▼

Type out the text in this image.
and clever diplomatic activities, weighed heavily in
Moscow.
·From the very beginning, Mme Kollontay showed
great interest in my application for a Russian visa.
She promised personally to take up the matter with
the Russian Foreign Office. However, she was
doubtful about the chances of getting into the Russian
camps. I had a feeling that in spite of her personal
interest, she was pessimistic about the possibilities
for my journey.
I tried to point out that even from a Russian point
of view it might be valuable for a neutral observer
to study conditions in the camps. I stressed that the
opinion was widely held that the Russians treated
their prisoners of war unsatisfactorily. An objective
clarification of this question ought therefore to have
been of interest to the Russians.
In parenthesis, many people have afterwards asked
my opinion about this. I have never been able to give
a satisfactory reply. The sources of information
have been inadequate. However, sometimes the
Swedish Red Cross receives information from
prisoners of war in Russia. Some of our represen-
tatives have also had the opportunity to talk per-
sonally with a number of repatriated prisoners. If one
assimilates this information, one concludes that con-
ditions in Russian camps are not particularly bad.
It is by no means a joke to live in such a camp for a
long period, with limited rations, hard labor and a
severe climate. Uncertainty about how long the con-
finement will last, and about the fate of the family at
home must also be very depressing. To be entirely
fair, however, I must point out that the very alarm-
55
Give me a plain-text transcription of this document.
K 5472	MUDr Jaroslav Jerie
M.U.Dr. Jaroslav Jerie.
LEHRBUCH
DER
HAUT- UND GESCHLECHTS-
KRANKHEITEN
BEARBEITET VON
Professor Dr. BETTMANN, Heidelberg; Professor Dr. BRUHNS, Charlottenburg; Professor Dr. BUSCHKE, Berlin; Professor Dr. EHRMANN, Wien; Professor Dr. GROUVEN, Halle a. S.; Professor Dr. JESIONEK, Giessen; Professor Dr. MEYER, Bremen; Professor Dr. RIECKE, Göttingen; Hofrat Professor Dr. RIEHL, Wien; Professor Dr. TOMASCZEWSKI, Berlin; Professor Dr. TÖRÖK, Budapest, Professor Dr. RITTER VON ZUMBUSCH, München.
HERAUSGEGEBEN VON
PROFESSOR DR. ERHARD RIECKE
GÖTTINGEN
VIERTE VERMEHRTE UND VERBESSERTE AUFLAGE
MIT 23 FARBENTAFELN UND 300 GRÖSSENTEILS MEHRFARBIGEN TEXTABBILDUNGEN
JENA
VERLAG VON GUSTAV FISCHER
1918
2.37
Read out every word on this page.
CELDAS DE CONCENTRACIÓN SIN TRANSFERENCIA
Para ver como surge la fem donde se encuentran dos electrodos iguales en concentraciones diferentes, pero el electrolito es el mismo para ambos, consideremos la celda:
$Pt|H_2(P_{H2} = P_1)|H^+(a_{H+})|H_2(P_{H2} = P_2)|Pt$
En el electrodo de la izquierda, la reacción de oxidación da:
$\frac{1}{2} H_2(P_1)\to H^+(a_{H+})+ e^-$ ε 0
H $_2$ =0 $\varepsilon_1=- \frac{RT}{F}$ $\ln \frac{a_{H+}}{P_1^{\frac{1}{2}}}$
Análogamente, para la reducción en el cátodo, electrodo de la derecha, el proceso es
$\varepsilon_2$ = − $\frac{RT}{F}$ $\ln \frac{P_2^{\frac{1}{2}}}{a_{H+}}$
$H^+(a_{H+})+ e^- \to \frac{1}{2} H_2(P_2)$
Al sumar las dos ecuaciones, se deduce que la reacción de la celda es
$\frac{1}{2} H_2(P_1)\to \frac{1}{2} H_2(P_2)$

▲

Problem requirements
Reproduce exactly the line containing "Give me a plain-text" and every line after it through the end of the records above, and nothing else.

Answer to the exercise
Give me a plain-text transcription of this document.
K 5472	MUDr Jaroslav Jerie
M.U.Dr. Jaroslav Jerie.
LEHRBUCH
DER
HAUT- UND GESCHLECHTS-
KRANKHEITEN
BEARBEITET VON
Professor Dr. BETTMANN, Heidelberg; Professor Dr. BRUHNS, Charlottenburg; Professor Dr. BUSCHKE, Berlin; Professor Dr. EHRMANN, Wien; Professor Dr. GROUVEN, Halle a. S.; Professor Dr. JESIONEK, Giessen; Professor Dr. MEYER, Bremen; Professor Dr. RIECKE, Göttingen; Hofrat Professor Dr. RIEHL, Wien; Professor Dr. TOMASCZEWSKI, Berlin; Professor Dr. TÖRÖK, Budapest, Professor Dr. RITTER VON ZUMBUSCH, München.
HERAUSGEGEBEN VON
PROFESSOR DR. ERHARD RIECKE
GÖTTINGEN
VIERTE VERMEHRTE UND VERBESSERTE AUFLAGE
MIT 23 FARBENTAFELN UND 300 GRÖSSENTEILS MEHRFARBIGEN TEXTABBILDUNGEN
JENA
VERLAG VON GUSTAV FISCHER
1918
2.37
Read out every word on this page.
CELDAS DE CONCENTRACIÓN SIN TRANSFERENCIA
Para ver como surge la fem donde se encuentran dos electrodos iguales en concentraciones diferentes, pero el electrolito es el mismo para ambos, consideremos la celda:
$Pt|H_2(P_{H2} = P_1)|H^+(a_{H+})|H_2(P_{H2} = P_2)|Pt$
En el electrodo de la izquierda, la reacción de oxidación da:
$\frac{1}{2} H_2(P_1)\to H^+(a_{H+})+ e^-$ ε 0
H $_2$ =0 $\varepsilon_1=- \frac{RT}{F}$ $\ln \frac{a_{H+}}{P_1^{\frac{1}{2}}}$
Análogamente, para la reducción en el cátodo, electrodo de la derecha, el proceso es
$\varepsilon_2$ = − $\frac{RT}{F}$ $\ln \frac{P_2^{\frac{1}{2}}}{a_{H+}}$
$H^+(a_{H+})+ e^- \to \frac{1}{2} H_2(P_2)$
Al sumar las dos ecuaciones, se deduce que la reacción de la celda es
$\frac{1}{2} H_2(P_1)\to \frac{1}{2} H_2(P_2)$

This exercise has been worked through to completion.